Given text START

Gleacher is weighing a combination with a broker-dealer such as Stifel or a sale to a private-equity investor, said the people, who asked not to be named because the talks are private. Gleacher may decide which route to pursue within the next few days, they said.
The shares have traded at less than $1 for more than five months as the firm, run by Chief Executive Officer Thomas Hughes, dealt with employee defections and writedowns on the value of goodwill. Gleacher disclosed its strategic review in August, after Bloomberg News reported that the firm began exploring options amid pressure from top shareholder MatlinPatterson Global Advisers LLC.
Gleacher, formerly known as First Albany Cos., is working with Credit Suisse Group AG (CSGN) on finding a possible buyer, people with knowledge of the matter said in August. The company currently has a market value of about $86 million.
The company’s stock, which traded as high as $1.82 in February, rose as much as 10 cents a share to 79 cents before falling to 68.5 cents at 4:30 p.m. in New York.
The firm’s origins date back to First Albany, a regional brokerage founded in 1953 in New York State’s capital city. The firm eventually became Gleacher & Co. in 2010, following the acquisition of an advisory boutique run by Eric Gleacher, a mergers and acquisitions banker who founded Lehman Brothers Holdings Inc.’s M&A department in 1978.
MatlinPatterson owns a 28 percent stake of the firm, while Eric Gleacher has 12 percent, according to data compiled by Bloomberg.

Given text END

Assignment 1:
Answer these questions from the Gleacher article:
(a) In what year was First Albany founded?
(b) What percentage of the firm does MatlinPatterson own?
(c) Which bank is Gleacher working with to find a possible buyer?
Assignment 2: Rewrite the paragraph of the Gleacher article that begins "The shares have traded at less than $1" in a shorter form, keeping its main facts.
Assignment 3: Retype a passage from the Gleacher article without changes. Begin at the words "The shares have" and stop after "about $86 million.".
The records that follow are separate material and are not connected to the Gleacher article.

Data provided START

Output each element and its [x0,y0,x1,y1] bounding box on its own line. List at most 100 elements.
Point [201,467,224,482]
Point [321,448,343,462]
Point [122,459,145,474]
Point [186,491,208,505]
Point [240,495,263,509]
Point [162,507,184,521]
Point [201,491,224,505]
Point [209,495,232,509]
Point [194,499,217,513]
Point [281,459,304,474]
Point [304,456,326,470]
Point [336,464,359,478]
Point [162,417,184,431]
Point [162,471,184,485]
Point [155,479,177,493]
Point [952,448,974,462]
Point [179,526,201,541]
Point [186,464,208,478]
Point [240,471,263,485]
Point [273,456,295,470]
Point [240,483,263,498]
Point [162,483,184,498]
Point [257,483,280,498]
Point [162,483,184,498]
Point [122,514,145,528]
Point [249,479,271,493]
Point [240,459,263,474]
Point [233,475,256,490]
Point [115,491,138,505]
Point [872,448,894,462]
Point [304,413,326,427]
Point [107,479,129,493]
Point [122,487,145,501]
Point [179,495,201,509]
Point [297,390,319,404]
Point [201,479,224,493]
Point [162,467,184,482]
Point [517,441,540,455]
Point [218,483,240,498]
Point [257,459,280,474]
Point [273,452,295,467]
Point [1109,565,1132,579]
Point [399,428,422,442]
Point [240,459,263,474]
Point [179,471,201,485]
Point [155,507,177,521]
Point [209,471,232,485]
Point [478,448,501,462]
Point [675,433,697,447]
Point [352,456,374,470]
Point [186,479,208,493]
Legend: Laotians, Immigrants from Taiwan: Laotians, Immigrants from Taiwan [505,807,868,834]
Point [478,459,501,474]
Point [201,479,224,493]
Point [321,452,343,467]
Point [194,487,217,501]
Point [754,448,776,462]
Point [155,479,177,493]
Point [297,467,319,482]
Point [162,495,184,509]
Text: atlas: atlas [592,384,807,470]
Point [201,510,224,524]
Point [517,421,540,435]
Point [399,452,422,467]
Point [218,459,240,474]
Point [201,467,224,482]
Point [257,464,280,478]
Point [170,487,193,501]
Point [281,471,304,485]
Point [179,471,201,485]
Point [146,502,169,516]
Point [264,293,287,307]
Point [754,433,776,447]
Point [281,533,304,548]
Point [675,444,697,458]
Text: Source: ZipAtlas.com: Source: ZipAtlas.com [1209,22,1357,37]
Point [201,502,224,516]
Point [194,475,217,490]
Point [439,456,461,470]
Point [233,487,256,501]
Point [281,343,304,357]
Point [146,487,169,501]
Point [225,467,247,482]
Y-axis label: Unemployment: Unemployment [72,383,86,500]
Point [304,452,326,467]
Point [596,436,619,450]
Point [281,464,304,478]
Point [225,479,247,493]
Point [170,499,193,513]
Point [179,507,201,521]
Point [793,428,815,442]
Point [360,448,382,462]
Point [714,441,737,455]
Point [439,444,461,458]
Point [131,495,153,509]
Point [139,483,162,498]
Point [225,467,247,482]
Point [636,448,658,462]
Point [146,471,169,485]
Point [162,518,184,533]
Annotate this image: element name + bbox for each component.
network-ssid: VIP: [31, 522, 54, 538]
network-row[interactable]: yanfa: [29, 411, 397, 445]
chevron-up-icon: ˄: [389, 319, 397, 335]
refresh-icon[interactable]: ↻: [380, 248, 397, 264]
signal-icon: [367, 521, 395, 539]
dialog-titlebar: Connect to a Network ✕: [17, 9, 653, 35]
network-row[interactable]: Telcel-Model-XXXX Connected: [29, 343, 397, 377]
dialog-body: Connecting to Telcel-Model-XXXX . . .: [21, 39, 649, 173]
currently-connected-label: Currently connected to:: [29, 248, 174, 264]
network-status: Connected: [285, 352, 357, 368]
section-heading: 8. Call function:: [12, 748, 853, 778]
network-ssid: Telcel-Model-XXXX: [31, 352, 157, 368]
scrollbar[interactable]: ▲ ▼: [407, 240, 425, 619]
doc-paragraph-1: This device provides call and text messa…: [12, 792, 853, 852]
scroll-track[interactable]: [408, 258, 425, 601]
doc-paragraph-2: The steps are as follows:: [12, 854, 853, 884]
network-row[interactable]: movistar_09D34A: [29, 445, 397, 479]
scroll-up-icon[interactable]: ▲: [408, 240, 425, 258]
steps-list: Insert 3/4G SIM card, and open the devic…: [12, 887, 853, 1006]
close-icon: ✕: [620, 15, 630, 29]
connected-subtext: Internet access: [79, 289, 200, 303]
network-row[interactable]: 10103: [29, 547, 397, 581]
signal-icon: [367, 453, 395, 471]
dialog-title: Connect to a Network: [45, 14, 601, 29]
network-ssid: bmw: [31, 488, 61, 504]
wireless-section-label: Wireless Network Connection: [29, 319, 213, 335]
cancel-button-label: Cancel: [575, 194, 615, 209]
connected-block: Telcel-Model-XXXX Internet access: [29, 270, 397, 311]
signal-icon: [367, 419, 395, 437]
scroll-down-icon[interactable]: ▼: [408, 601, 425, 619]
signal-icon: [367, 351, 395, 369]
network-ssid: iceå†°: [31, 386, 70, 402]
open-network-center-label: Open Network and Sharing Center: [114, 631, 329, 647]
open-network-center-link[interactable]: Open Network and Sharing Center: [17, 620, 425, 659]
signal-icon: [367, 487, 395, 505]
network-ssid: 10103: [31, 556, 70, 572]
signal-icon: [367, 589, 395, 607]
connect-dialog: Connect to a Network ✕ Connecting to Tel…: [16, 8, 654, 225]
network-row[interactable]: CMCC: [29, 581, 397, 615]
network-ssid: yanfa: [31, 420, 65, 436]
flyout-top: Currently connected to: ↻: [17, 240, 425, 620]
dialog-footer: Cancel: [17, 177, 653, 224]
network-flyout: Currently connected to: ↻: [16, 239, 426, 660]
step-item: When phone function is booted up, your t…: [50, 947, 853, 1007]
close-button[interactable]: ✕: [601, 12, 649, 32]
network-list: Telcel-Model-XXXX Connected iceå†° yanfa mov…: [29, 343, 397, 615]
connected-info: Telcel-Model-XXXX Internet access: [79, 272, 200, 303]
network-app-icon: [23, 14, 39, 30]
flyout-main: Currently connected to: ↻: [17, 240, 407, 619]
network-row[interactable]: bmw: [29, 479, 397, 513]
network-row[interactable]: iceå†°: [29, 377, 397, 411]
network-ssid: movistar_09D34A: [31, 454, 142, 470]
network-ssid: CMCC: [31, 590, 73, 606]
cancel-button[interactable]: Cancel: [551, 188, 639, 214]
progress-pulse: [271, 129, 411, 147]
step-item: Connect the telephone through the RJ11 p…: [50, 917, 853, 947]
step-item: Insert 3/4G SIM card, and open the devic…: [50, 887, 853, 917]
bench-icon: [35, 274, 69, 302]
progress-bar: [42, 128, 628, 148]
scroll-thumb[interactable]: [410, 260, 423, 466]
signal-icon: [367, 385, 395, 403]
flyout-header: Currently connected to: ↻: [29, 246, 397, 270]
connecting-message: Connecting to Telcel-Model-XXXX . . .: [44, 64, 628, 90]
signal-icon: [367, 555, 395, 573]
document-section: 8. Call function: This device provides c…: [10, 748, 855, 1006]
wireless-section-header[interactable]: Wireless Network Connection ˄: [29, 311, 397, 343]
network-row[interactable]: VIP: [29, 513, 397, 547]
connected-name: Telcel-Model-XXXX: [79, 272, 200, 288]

Data provided END

Written solution 1:
(a) 1953
(b) 28 percent
(c) Credit Suisse Group AG

Written solution 2: Under CEO Thomas Hughes, Gleacher's shares have traded below $1 for more than five months amid employee departures and goodwill writedowns. In August, after Bloomberg News reported that the firm was exploring options under pressure from top shareholder MatlinPatterson Global Advisers LLC, Gleacher disclosed a strategic review.

Written solution 3:
The shares have traded at less than $1 for more than five months as the firm, run by Chief Executive Officer Thomas Hughes, dealt with employee defections and writedowns on the value of goodwill. Gleacher disclosed its strategic review in August, after Bloomberg News reported that the firm began exploring options amid pressure from top shareholder MatlinPatterson Global Advisers LLC.
Gleacher, formerly known as First Albany Cos., is working with Credit Suisse Group AG (CSGN) on finding a possible buyer, people with knowledge of the matter said in August. The company currently has a market value of about $86 million.